■ Your goal:
Copy the lines that follow, keeping every character the same.

■ Exercise inputs:
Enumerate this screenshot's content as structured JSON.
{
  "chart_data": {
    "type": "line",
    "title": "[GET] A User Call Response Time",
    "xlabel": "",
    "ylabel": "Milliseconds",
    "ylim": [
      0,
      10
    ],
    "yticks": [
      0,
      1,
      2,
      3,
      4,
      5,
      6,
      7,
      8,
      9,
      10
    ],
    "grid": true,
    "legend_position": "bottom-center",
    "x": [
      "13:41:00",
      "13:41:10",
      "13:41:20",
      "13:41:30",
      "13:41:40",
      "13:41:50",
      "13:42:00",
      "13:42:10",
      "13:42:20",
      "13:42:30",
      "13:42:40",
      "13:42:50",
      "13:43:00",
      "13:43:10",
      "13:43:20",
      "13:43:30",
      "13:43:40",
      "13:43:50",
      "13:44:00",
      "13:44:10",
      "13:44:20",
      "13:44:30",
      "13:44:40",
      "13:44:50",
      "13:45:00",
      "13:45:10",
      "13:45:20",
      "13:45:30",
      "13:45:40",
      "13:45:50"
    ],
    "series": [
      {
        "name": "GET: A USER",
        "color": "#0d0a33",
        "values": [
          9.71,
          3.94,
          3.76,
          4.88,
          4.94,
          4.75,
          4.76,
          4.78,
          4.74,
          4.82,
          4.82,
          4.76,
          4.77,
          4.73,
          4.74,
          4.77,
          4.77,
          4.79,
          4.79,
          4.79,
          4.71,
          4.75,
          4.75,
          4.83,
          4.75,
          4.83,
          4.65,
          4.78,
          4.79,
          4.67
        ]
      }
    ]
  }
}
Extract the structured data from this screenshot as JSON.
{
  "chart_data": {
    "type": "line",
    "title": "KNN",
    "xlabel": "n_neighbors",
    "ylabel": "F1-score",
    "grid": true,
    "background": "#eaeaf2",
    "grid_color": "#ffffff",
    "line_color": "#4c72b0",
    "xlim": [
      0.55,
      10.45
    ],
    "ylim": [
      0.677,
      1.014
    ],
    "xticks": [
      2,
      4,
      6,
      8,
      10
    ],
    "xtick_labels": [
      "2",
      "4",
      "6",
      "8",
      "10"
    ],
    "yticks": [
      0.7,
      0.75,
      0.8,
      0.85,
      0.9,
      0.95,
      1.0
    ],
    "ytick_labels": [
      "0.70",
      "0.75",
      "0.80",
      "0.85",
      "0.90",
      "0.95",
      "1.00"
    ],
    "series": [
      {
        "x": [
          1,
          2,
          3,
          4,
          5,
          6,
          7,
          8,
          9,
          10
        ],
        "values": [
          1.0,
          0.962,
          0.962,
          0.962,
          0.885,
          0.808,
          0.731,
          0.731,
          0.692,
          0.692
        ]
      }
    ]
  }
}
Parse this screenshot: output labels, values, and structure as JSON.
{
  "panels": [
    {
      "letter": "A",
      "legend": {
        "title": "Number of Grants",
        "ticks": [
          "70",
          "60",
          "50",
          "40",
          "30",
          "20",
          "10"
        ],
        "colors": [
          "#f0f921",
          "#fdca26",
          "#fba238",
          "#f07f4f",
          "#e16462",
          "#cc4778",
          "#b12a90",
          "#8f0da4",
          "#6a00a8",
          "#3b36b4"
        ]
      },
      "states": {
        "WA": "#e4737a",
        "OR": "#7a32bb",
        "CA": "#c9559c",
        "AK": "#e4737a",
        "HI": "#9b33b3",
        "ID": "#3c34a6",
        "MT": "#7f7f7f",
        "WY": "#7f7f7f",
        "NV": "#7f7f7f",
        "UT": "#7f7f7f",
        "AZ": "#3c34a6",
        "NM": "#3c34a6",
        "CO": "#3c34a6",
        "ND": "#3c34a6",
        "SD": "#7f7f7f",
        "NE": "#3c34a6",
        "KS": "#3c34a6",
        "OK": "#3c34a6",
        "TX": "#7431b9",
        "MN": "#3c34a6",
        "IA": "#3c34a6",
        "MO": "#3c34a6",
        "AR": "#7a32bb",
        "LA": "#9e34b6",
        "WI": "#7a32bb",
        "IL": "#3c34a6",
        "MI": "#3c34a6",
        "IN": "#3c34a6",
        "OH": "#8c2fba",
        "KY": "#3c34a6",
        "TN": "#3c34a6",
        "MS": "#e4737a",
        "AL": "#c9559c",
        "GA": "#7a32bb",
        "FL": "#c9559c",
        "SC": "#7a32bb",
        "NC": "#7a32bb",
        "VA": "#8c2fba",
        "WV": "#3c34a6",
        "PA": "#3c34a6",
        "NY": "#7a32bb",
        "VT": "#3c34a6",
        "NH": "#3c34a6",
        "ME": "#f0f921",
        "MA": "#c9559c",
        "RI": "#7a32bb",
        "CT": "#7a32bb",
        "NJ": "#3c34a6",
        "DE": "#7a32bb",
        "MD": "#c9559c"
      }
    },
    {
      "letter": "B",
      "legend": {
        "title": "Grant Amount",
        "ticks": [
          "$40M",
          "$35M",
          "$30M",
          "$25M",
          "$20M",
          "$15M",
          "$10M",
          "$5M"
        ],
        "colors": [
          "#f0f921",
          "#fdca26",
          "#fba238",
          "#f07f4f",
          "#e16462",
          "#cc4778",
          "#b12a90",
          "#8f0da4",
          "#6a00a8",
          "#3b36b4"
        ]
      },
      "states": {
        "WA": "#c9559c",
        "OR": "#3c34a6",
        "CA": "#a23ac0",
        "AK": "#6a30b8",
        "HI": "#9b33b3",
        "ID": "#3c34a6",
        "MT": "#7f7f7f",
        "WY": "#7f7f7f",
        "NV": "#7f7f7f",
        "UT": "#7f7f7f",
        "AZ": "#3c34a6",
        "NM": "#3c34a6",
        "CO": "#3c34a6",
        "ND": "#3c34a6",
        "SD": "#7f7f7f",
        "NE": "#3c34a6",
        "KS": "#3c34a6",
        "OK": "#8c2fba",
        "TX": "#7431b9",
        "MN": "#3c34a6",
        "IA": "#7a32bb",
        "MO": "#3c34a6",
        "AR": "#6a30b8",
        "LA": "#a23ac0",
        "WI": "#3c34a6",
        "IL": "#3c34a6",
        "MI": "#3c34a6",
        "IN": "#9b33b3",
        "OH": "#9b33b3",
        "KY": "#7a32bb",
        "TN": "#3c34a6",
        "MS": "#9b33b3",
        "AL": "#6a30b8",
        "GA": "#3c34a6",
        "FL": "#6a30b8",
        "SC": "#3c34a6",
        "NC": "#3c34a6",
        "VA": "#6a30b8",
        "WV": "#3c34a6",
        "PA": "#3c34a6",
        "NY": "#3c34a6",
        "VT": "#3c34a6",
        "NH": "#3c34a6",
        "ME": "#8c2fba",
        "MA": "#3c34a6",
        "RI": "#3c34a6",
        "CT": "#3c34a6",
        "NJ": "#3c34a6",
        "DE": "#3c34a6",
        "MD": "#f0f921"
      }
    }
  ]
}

■ Exercise response:
Enumerate this screenshot's content as structured JSON.
{
  "chart_data": {
    "type": "line",
    "title": "[GET] A User Call Response Time",
    "xlabel": "",
    "ylabel": "Milliseconds",
    "ylim": [
      0,
      10
    ],
    "yticks": [
      0,
      1,
      2,
      3,
      4,
      5,
      6,
      7,
      8,
      9,
      10
    ],
    "grid": true,
    "legend_position": "bottom-center",
    "x": [
      "13:41:00",
      "13:41:10",
      "13:41:20",
      "13:41:30",
      "13:41:40",
      "13:41:50",
      "13:42:00",
      "13:42:10",
      "13:42:20",
      "13:42:30",
      "13:42:40",
      "13:42:50",
      "13:43:00",
      "13:43:10",
      "13:43:20",
      "13:43:30",
      "13:43:40",
      "13:43:50",
      "13:44:00",
      "13:44:10",
      "13:44:20",
      "13:44:30",
      "13:44:40",
      "13:44:50",
      "13:45:00",
      "13:45:10",
      "13:45:20",
      "13:45:30",
      "13:45:40",
      "13:45:50"
    ],
    "series": [
      {
        "name": "GET: A USER",
        "color": "#0d0a33",
        "values": [
          9.71,
          3.94,
          3.76,
          4.88,
          4.94,
          4.75,
          4.76,
          4.78,
          4.74,
          4.82,
          4.82,
          4.76,
          4.77,
          4.73,
          4.74,
          4.77,
          4.77,
          4.79,
          4.79,
          4.79,
          4.71,
          4.75,
          4.75,
          4.83,
          4.75,
          4.83,
          4.65,
          4.78,
          4.79,
          4.67
        ]
      }
    ]
  }
}
Extract the structured data from this screenshot as JSON.
{
  "chart_data": {
    "type": "line",
    "title": "KNN",
    "xlabel": "n_neighbors",
    "ylabel": "F1-score",
    "grid": true,
    "background": "#eaeaf2",
    "grid_color": "#ffffff",
    "line_color": "#4c72b0",
    "xlim": [
      0.55,
      10.45
    ],
    "ylim": [
      0.677,
      1.014
    ],
    "xticks": [
      2,
      4,
      6,
      8,
      10
    ],
    "xtick_labels": [
      "2",
      "4",
      "6",
      "8",
      "10"
    ],
    "yticks": [
      0.7,
      0.75,
      0.8,
      0.85,
      0.9,
      0.95,
      1.0
    ],
    "ytick_labels": [
      "0.70",
      "0.75",
      "0.80",
      "0.85",
      "0.90",
      "0.95",
      "1.00"
    ],
    "series": [
      {
        "x": [
          1,
          2,
          3,
          4,
          5,
          6,
          7,
          8,
          9,
          10
        ],
        "values": [
          1.0,
          0.962,
          0.962,
          0.962,
          0.885,
          0.808,
          0.731,
          0.731,
          0.692,
          0.692
        ]
      }
    ]
  }
}
Parse this screenshot: output labels, values, and structure as JSON.
{
  "panels": [
    {
      "letter": "A",
      "legend": {
        "title": "Number of Grants",
        "ticks": [
          "70",
          "60",
          "50",
          "40",
          "30",
          "20",
          "10"
        ],
        "colors": [
          "#f0f921",
          "#fdca26",
          "#fba238",
          "#f07f4f",
          "#e16462",
          "#cc4778",
          "#b12a90",
          "#8f0da4",
          "#6a00a8",
          "#3b36b4"
        ]
      },
      "states": {
        "WA": "#e4737a",
        "OR": "#7a32bb",
        "CA": "#c9559c",
        "AK": "#e4737a",
        "HI": "#9b33b3",
        "ID": "#3c34a6",
        "MT": "#7f7f7f",
        "WY": "#7f7f7f",
        "NV": "#7f7f7f",
        "UT": "#7f7f7f",
        "AZ": "#3c34a6",
        "NM": "#3c34a6",
        "CO": "#3c34a6",
        "ND": "#3c34a6",
        "SD": "#7f7f7f",
        "NE": "#3c34a6",
        "KS": "#3c34a6",
        "OK": "#3c34a6",
        "TX": "#7431b9",
        "MN": "#3c34a6",
        "IA": "#3c34a6",
        "MO": "#3c34a6",
        "AR": "#7a32bb",
        "LA": "#9e34b6",
        "WI": "#7a32bb",
        "IL": "#3c34a6",
        "MI": "#3c34a6",
        "IN": "#3c34a6",
        "OH": "#8c2fba",
        "KY": "#3c34a6",
        "TN": "#3c34a6",
        "MS": "#e4737a",
        "AL": "#c9559c",
        "GA": "#7a32bb",
        "FL": "#c9559c",
        "SC": "#7a32bb",
        "NC": "#7a32bb",
        "VA": "#8c2fba",
        "WV": "#3c34a6",
        "PA": "#3c34a6",
        "NY": "#7a32bb",
        "VT": "#3c34a6",
        "NH": "#3c34a6",
        "ME": "#f0f921",
        "MA": "#c9559c",
        "RI": "#7a32bb",
        "CT": "#7a32bb",
        "NJ": "#3c34a6",
        "DE": "#7a32bb",
        "MD": "#c9559c"
      }
    },
    {
      "letter": "B",
      "legend": {
        "title": "Grant Amount",
        "ticks": [
          "$40M",
          "$35M",
          "$30M",
          "$25M",
          "$20M",
          "$15M",
          "$10M",
          "$5M"
        ],
        "colors": [
          "#f0f921",
          "#fdca26",
          "#fba238",
          "#f07f4f",
          "#e16462",
          "#cc4778",
          "#b12a90",
          "#8f0da4",
          "#6a00a8",
          "#3b36b4"
        ]
      },
      "states": {
        "WA": "#c9559c",
        "OR": "#3c34a6",
        "CA": "#a23ac0",
        "AK": "#6a30b8",
        "HI": "#9b33b3",
        "ID": "#3c34a6",
        "MT": "#7f7f7f",
        "WY": "#7f7f7f",
        "NV": "#7f7f7f",
        "UT": "#7f7f7f",
        "AZ": "#3c34a6",
        "NM": "#3c34a6",
        "CO": "#3c34a6",
        "ND": "#3c34a6",
        "SD": "#7f7f7f",
        "NE": "#3c34a6",
        "KS": "#3c34a6",
        "OK": "#8c2fba",
        "TX": "#7431b9",
        "MN": "#3c34a6",
        "IA": "#7a32bb",
        "MO": "#3c34a6",
        "AR": "#6a30b8",
        "LA": "#a23ac0",
        "WI": "#3c34a6",
        "IL": "#3c34a6",
        "MI": "#3c34a6",
        "IN": "#9b33b3",
        "OH": "#9b33b3",
        "KY": "#7a32bb",
        "TN": "#3c34a6",
        "MS": "#9b33b3",
        "AL": "#6a30b8",
        "GA": "#3c34a6",
        "FL": "#6a30b8",
        "SC": "#3c34a6",
        "NC": "#3c34a6",
        "VA": "#6a30b8",
        "WV": "#3c34a6",
        "PA": "#3c34a6",
        "NY": "#3c34a6",
        "VT": "#3c34a6",
        "NH": "#3c34a6",
        "ME": "#8c2fba",
        "MA": "#3c34a6",
        "RI": "#3c34a6",
        "CT": "#3c34a6",
        "NJ": "#3c34a6",
        "DE": "#3c34a6",
        "MD": "#f0f921"
      }
    }
  ]
}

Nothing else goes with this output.